[EXTRACTED DATA Boundary: Start]
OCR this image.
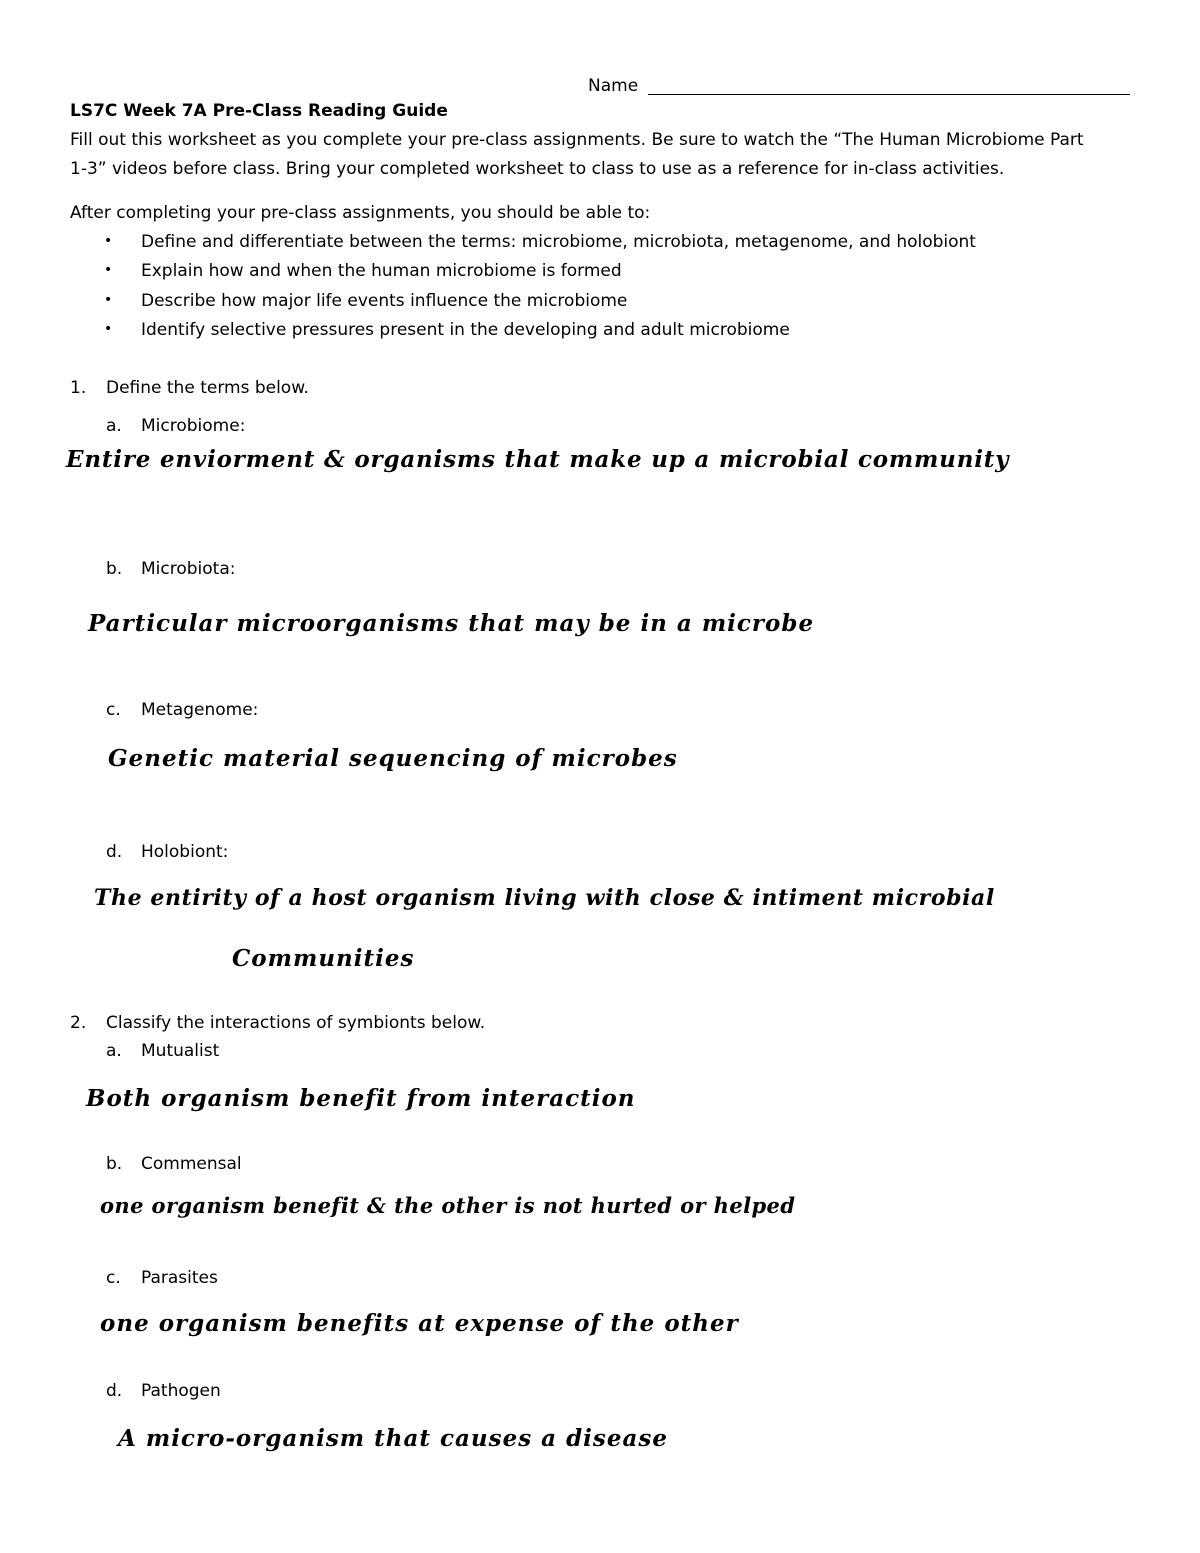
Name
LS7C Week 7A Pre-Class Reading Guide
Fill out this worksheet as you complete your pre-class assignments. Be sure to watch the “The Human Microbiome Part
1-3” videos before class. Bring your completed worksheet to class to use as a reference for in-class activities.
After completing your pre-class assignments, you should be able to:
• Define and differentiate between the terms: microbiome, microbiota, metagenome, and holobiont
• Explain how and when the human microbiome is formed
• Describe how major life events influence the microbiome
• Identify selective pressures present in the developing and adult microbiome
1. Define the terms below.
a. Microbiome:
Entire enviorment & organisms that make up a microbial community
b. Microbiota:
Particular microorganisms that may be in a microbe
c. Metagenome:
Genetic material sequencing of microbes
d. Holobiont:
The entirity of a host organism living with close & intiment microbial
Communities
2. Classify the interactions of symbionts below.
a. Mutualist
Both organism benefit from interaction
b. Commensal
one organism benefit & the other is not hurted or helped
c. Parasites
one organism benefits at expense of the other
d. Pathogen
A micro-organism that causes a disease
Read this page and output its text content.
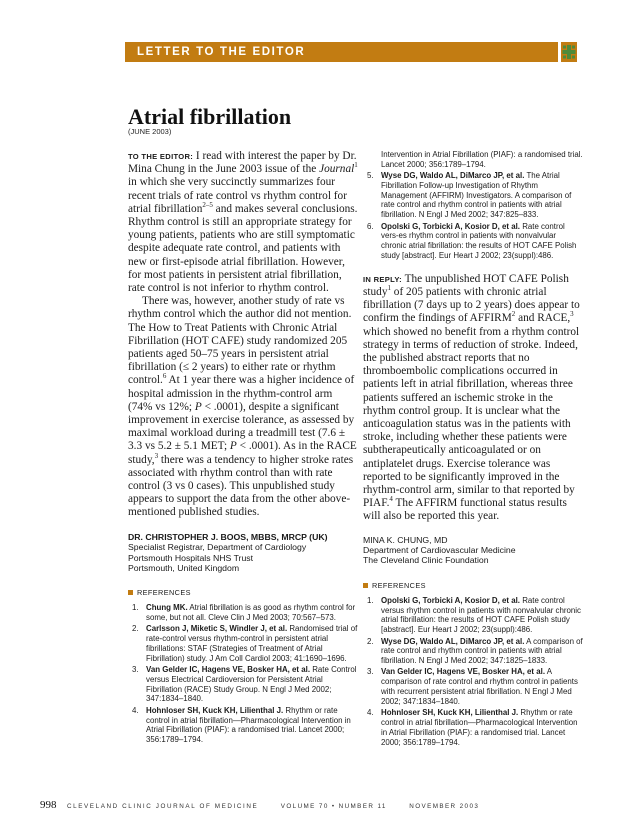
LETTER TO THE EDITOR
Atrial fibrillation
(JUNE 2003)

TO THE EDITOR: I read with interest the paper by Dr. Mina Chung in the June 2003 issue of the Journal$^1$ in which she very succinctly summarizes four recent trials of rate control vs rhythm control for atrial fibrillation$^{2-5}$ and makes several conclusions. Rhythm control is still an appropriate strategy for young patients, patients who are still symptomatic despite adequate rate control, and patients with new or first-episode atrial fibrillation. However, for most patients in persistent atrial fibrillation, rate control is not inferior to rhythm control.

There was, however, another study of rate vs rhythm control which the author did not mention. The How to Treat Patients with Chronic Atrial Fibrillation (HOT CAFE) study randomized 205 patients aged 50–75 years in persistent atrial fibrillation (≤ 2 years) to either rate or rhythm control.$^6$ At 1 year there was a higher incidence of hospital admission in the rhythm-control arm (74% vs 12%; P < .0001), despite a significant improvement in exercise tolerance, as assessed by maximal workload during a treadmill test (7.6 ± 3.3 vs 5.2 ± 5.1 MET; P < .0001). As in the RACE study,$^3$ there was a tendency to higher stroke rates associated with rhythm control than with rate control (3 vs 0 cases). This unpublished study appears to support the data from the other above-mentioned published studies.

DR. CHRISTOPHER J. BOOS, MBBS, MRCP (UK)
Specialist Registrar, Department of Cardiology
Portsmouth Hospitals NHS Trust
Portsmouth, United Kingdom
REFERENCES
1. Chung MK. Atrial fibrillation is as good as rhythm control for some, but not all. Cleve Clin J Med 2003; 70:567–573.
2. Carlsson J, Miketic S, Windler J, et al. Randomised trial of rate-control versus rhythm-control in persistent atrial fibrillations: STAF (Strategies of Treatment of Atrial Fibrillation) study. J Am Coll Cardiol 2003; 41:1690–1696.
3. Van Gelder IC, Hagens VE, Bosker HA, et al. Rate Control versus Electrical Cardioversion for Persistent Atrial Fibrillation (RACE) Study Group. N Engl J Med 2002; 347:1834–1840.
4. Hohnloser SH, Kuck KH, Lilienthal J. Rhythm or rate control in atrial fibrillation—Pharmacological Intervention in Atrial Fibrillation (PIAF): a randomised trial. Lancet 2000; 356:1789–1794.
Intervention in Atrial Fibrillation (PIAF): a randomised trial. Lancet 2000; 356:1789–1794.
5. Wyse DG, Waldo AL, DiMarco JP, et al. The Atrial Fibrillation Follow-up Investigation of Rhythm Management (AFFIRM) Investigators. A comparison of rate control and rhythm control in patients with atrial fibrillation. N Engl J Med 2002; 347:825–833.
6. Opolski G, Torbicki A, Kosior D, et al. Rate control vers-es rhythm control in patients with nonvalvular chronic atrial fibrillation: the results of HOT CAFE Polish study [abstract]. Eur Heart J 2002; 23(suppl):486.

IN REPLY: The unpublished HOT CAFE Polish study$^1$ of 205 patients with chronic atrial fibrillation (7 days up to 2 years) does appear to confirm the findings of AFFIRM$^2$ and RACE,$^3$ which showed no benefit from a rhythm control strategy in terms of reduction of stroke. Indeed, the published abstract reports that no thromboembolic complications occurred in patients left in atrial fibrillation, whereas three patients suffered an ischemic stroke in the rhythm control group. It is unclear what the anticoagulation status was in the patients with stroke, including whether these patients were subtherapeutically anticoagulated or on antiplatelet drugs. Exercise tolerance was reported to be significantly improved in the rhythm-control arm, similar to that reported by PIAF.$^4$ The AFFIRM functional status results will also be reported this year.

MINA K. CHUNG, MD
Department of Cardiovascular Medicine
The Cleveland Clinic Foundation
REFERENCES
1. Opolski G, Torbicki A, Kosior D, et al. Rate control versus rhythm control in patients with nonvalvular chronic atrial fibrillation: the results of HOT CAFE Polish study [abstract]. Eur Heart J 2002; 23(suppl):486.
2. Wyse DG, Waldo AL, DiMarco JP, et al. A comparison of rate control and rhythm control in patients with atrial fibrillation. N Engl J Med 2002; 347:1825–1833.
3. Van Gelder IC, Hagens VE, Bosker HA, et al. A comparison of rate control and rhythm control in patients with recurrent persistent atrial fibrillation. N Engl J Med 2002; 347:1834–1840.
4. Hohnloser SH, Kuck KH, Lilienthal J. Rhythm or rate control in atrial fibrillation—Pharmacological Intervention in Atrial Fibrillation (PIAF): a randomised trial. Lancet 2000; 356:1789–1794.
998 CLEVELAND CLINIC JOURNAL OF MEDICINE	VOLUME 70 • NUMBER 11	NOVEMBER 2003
[EXTRACTED DATA Boundary: End]
[EXTRACTED DATA Boundary: Start]
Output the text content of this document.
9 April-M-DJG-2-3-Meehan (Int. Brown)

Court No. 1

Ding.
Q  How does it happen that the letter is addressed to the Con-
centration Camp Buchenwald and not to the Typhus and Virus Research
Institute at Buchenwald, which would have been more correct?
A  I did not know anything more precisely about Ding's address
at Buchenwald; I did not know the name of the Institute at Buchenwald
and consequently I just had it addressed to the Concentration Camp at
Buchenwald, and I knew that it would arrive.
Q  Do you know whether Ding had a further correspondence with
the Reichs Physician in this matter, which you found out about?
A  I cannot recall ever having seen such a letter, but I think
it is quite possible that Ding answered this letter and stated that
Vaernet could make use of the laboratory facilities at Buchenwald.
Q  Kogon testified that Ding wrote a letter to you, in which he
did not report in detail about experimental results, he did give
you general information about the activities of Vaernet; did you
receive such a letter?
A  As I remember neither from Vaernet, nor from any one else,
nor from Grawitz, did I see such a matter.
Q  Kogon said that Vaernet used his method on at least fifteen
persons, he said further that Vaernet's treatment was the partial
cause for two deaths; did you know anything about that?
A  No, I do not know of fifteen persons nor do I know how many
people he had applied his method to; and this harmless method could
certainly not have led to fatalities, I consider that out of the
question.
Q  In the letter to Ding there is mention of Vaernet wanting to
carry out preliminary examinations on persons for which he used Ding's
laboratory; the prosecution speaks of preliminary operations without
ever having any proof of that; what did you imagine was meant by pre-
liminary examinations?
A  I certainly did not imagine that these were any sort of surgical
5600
[EXTRACTED DATA Boundary: End]
[EXTRACTED DATA Boundary: Start]
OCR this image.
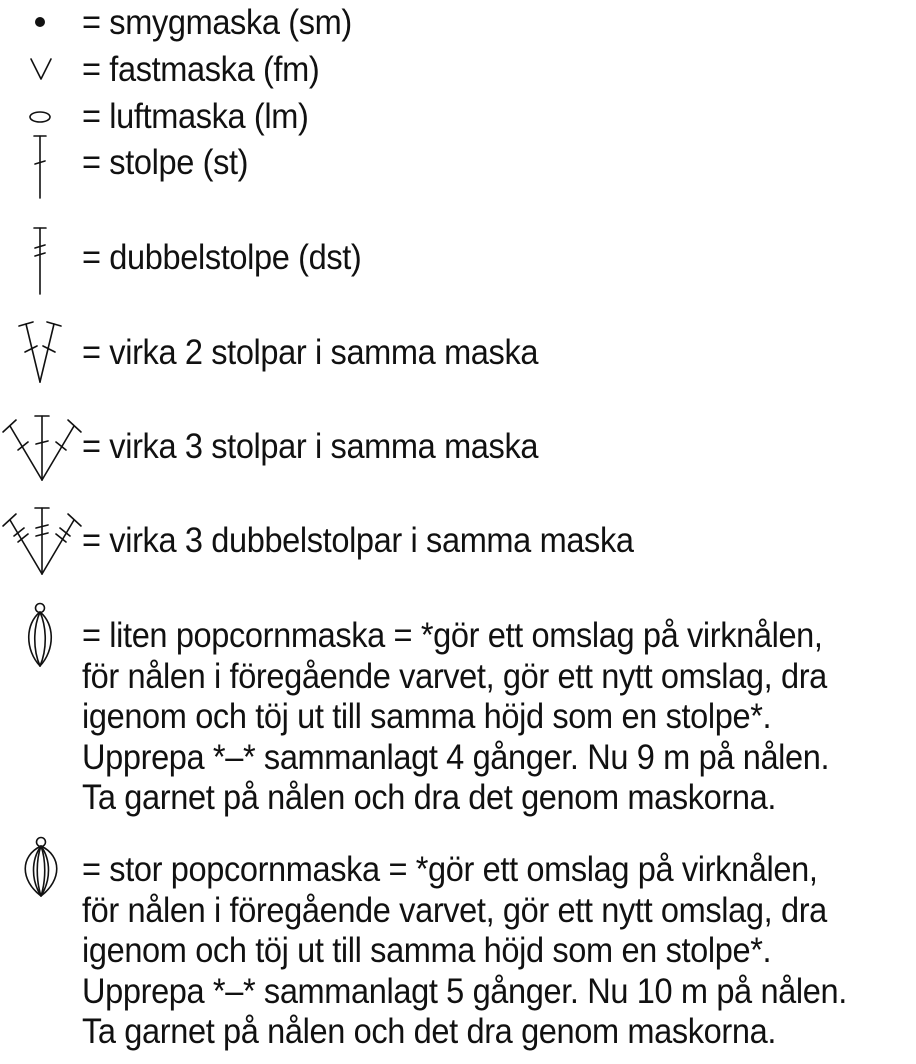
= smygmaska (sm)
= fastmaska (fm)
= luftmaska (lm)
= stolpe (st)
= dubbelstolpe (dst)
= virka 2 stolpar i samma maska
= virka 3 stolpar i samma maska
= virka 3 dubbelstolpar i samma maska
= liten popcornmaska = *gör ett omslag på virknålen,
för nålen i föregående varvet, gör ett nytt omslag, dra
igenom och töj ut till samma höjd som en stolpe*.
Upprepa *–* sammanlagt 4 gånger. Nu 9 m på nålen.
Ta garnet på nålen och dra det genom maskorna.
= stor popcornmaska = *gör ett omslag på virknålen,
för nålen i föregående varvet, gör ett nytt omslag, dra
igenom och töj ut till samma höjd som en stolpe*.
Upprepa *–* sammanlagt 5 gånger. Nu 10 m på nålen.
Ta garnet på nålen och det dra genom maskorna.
[EXTRACTED DATA Boundary: End]
TASK PROMPT: Go through the entries above and report how many lines hold the word "garnet". Nothing but the number is needed.

ANSWER FOR THE TASK: 2